╭──

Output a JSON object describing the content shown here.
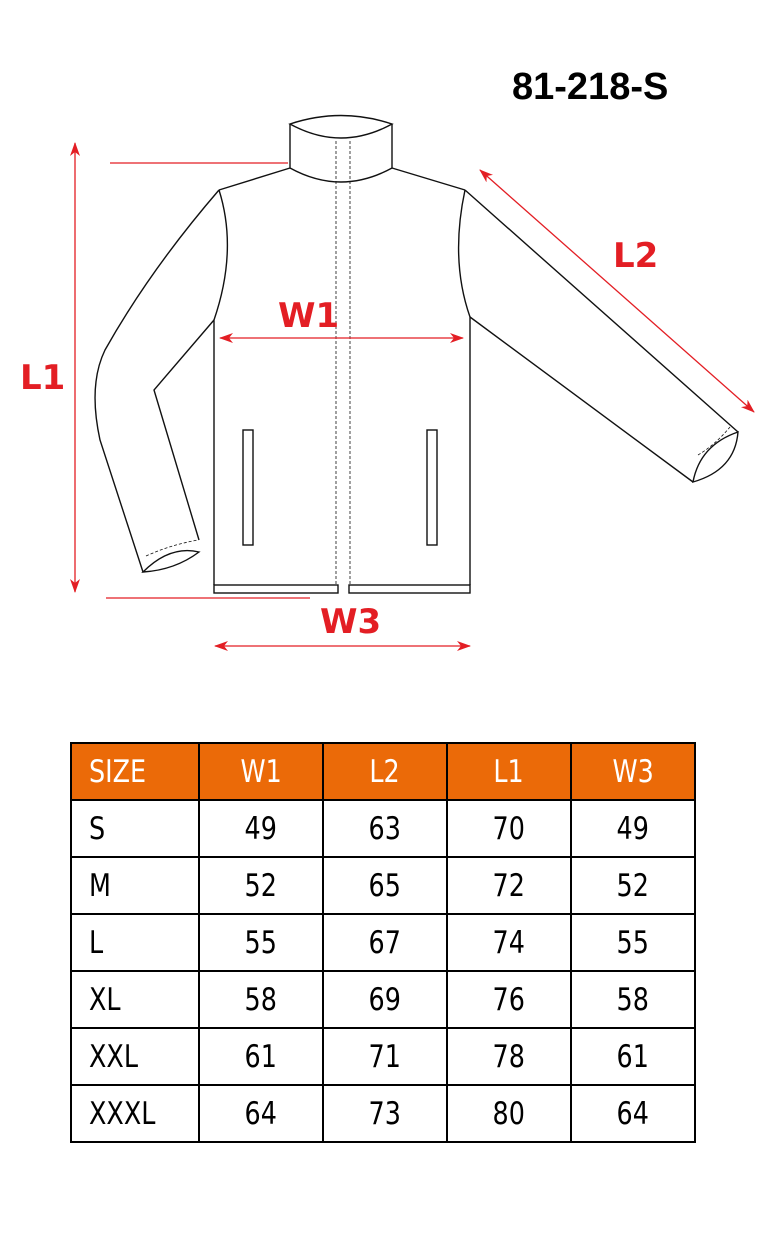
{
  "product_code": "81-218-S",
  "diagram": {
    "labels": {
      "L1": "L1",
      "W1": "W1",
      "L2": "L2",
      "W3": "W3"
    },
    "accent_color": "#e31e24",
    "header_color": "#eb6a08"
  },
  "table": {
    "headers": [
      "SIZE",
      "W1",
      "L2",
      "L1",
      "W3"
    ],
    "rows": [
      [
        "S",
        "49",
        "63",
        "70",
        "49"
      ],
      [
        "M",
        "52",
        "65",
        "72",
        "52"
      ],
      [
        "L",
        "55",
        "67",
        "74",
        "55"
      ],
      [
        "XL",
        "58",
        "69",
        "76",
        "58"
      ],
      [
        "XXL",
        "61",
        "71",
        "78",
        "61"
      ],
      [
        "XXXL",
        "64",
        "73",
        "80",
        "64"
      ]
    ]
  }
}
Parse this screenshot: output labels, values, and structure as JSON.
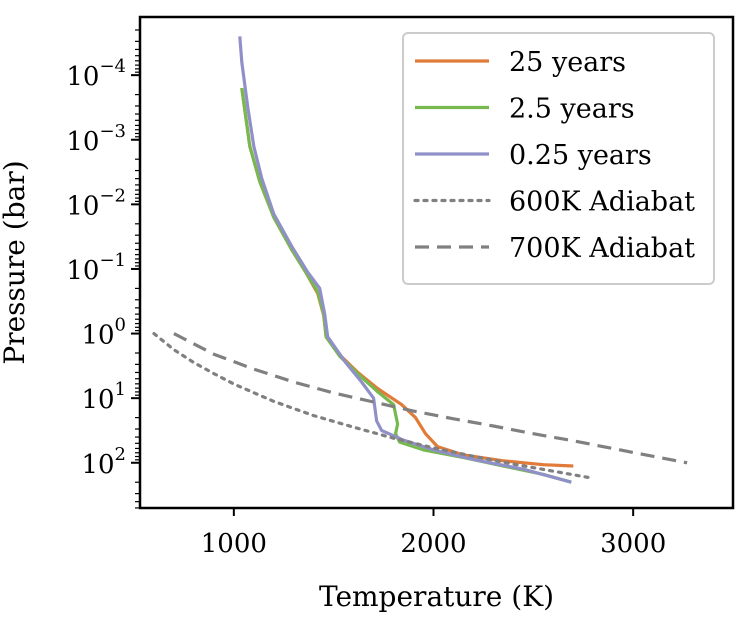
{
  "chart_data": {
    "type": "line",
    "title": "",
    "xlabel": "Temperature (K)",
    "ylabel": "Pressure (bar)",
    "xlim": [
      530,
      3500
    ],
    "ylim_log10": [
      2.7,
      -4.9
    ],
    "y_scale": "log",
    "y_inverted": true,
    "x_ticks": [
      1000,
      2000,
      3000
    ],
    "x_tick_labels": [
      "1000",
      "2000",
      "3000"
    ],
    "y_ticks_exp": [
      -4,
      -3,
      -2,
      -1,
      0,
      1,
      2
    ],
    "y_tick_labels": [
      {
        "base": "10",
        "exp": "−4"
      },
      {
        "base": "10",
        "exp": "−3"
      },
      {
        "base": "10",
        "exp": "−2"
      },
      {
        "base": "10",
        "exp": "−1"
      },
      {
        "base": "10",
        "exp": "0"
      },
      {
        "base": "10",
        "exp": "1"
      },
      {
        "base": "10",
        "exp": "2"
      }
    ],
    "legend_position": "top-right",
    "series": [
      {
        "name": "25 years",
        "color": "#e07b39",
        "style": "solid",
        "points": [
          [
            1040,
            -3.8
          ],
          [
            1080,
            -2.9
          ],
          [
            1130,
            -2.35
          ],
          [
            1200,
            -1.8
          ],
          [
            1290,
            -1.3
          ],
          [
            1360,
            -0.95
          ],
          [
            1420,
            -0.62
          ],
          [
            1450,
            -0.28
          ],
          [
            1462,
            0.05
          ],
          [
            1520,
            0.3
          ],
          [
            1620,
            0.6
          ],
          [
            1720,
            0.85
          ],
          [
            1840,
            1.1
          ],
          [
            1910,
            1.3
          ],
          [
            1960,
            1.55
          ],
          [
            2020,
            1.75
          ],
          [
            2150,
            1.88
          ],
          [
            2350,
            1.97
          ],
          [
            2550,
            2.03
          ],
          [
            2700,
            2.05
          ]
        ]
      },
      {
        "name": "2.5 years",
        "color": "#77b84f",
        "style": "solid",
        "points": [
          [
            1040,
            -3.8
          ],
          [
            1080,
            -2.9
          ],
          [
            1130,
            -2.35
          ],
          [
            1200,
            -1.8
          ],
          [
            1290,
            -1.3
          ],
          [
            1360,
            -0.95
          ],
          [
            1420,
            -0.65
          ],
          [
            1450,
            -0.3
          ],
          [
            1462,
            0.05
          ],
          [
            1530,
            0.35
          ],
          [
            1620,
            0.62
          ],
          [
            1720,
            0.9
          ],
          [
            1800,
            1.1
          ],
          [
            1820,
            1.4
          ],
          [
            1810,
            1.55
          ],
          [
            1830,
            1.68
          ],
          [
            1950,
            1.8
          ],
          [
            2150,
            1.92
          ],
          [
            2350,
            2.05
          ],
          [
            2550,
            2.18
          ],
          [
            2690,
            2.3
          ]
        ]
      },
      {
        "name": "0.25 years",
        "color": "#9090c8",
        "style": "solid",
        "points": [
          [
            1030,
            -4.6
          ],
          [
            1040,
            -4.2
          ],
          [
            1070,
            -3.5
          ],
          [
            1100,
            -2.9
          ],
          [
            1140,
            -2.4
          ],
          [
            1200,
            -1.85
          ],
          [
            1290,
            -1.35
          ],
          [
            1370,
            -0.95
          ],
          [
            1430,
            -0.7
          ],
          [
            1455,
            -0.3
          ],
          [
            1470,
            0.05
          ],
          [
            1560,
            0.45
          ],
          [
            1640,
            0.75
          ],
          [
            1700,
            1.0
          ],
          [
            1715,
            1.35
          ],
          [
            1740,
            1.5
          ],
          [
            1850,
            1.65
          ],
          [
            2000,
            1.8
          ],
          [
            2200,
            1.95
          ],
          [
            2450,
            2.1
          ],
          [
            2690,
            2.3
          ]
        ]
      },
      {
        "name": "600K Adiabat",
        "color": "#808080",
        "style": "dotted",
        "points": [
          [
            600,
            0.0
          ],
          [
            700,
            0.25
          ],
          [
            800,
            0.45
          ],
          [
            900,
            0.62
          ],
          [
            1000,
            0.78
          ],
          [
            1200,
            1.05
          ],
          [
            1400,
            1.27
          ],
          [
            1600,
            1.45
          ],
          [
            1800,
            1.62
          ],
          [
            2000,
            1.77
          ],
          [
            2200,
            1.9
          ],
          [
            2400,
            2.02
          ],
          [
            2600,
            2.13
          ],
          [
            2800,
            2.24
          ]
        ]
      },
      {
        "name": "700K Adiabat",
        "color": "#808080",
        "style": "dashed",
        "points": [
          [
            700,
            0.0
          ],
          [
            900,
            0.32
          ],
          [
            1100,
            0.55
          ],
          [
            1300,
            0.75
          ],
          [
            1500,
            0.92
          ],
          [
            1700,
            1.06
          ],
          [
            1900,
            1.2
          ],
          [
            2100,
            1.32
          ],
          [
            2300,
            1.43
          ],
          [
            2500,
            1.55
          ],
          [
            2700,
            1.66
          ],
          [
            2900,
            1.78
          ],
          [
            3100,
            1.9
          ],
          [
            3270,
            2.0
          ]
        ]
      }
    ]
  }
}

╰──
╭──

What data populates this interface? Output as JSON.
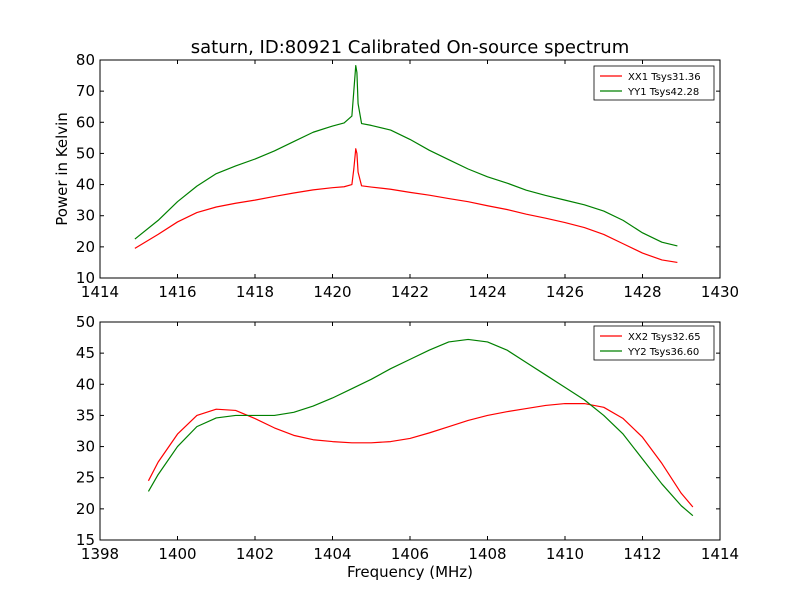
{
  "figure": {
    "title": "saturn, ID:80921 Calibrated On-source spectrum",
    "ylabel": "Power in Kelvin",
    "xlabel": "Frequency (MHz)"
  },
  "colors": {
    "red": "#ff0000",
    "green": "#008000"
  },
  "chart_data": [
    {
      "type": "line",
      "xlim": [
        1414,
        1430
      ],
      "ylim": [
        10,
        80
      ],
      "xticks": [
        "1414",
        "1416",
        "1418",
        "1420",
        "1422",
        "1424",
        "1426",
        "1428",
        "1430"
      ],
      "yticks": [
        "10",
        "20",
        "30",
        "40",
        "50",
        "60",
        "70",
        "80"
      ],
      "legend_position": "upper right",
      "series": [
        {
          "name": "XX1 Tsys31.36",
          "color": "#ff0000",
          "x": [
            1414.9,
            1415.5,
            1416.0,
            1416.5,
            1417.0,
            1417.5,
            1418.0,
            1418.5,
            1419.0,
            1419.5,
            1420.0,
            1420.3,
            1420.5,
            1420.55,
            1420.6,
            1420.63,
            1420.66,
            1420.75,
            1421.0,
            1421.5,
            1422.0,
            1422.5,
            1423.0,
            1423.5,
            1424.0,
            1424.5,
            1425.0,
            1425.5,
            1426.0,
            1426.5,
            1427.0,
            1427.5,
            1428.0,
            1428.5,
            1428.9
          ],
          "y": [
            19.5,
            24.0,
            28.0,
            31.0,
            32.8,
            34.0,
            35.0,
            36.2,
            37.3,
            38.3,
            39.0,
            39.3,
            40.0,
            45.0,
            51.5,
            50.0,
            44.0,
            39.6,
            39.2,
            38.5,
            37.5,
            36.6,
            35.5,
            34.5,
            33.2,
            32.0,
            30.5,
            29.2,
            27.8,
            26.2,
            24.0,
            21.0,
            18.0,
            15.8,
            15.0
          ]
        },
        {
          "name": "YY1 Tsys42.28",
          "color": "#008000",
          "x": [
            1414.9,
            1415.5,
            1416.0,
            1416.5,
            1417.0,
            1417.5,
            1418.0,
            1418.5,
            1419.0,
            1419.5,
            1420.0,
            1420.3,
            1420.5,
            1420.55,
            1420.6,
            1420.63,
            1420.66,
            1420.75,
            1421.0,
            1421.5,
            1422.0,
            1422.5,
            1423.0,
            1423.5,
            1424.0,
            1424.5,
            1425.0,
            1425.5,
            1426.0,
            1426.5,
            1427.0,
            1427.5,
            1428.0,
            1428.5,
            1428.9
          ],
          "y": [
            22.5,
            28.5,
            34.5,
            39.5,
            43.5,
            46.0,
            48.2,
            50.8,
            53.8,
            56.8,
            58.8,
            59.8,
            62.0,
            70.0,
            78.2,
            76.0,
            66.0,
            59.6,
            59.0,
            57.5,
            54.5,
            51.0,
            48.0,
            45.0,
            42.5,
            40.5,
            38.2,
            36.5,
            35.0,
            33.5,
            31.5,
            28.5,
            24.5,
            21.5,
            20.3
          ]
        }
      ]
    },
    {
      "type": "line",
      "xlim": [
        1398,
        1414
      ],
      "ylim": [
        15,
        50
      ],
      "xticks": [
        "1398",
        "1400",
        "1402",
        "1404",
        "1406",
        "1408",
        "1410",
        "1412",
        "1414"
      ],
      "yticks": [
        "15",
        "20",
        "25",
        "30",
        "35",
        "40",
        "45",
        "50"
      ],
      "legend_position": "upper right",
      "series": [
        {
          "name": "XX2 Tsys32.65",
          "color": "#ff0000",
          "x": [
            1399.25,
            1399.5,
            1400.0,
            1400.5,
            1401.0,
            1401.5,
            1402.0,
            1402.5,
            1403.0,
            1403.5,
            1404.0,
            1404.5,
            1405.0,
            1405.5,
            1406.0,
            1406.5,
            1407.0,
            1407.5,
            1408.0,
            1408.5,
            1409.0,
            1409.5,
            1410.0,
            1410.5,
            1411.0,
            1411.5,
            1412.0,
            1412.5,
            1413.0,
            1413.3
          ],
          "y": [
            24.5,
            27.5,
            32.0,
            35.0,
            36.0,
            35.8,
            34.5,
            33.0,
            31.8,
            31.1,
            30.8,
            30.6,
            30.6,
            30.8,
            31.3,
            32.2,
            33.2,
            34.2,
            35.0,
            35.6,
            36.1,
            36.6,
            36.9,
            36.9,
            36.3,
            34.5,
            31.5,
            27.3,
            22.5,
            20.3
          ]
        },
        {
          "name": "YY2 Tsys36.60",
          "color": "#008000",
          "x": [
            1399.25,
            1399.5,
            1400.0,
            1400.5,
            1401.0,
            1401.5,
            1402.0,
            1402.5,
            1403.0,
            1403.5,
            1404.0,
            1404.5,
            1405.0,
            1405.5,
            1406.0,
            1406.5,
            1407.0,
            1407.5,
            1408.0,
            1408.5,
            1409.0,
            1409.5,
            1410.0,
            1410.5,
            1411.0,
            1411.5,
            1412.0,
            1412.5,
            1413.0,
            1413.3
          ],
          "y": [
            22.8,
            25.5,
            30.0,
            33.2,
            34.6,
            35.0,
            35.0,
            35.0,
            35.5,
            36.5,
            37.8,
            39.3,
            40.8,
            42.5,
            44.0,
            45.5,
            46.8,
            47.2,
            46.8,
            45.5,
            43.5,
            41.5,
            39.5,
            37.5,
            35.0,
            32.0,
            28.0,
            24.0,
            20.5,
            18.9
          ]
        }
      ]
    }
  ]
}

╰──
╭──

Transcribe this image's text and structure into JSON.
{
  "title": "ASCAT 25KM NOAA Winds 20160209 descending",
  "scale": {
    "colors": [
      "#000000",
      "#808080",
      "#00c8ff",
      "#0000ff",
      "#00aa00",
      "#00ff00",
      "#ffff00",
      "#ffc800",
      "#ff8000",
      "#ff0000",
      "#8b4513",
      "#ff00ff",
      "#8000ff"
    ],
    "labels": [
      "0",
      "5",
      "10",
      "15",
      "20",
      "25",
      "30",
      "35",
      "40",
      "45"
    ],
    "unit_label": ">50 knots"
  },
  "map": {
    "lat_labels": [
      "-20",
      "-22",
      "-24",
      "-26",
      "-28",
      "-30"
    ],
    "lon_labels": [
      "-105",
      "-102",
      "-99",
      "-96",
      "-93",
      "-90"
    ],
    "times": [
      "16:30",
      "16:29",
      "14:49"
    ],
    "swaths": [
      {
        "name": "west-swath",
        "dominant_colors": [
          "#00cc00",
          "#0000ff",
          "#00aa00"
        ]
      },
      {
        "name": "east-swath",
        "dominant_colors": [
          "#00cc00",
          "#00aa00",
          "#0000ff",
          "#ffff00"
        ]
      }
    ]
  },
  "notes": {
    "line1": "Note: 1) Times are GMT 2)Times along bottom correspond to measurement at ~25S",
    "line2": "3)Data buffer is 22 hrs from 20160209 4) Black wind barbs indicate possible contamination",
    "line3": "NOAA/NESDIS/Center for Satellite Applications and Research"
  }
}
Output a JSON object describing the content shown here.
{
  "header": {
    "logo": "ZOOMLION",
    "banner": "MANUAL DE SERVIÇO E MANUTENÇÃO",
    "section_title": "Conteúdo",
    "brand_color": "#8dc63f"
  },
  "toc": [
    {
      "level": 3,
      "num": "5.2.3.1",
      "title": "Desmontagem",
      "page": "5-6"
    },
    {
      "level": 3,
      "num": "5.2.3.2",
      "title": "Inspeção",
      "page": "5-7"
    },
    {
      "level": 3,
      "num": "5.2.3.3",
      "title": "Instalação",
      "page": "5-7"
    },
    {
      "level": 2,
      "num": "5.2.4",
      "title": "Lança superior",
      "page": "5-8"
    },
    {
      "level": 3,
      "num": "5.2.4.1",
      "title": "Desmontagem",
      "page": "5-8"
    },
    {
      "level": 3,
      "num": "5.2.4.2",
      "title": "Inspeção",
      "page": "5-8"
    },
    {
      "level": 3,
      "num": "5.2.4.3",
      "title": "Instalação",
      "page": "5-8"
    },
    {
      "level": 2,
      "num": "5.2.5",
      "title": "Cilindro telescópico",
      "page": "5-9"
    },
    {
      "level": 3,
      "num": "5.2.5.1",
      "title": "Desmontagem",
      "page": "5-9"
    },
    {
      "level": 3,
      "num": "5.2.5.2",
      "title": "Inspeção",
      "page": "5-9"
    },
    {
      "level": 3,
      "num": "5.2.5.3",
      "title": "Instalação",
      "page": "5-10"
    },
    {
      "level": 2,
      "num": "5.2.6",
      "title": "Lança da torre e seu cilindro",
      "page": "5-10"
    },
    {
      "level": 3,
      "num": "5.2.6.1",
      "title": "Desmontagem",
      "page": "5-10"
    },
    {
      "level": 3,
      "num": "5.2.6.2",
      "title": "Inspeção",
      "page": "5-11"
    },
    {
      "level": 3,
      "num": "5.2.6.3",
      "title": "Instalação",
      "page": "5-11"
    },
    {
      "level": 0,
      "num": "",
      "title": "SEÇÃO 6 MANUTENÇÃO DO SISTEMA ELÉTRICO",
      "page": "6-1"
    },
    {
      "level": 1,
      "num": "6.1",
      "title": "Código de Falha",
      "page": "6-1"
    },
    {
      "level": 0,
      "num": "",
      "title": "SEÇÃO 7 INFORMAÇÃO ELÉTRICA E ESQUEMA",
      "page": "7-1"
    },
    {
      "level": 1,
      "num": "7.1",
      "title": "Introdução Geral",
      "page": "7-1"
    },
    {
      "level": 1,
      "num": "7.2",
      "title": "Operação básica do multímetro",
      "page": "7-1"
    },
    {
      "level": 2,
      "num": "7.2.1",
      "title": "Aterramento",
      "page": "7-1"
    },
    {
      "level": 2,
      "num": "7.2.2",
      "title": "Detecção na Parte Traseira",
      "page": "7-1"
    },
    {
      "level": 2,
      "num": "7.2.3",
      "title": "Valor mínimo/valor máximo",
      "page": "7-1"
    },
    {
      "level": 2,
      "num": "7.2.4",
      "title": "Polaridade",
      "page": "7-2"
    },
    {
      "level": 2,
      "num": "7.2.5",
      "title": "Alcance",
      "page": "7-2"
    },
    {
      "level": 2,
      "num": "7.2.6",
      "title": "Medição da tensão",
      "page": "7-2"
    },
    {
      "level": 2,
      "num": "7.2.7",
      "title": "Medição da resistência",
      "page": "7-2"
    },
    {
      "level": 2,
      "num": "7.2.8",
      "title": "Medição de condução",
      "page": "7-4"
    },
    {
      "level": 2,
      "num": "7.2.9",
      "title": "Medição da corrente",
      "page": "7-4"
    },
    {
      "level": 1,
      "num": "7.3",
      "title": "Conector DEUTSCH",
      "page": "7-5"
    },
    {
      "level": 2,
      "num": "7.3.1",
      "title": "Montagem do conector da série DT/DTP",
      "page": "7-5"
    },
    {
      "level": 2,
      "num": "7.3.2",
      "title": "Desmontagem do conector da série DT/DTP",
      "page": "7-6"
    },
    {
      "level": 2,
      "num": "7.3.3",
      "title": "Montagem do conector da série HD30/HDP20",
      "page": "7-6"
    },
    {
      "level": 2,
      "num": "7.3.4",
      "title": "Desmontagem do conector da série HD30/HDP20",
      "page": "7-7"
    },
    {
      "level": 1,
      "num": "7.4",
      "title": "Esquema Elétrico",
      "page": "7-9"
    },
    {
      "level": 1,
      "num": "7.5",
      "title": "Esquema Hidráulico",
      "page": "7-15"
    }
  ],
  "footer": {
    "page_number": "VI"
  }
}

╰──

◆ Given request ◆
Tell how many lines in the records above contain "Adiabat", giving the number and no other words.

◆ Solution to the exercise ◆
2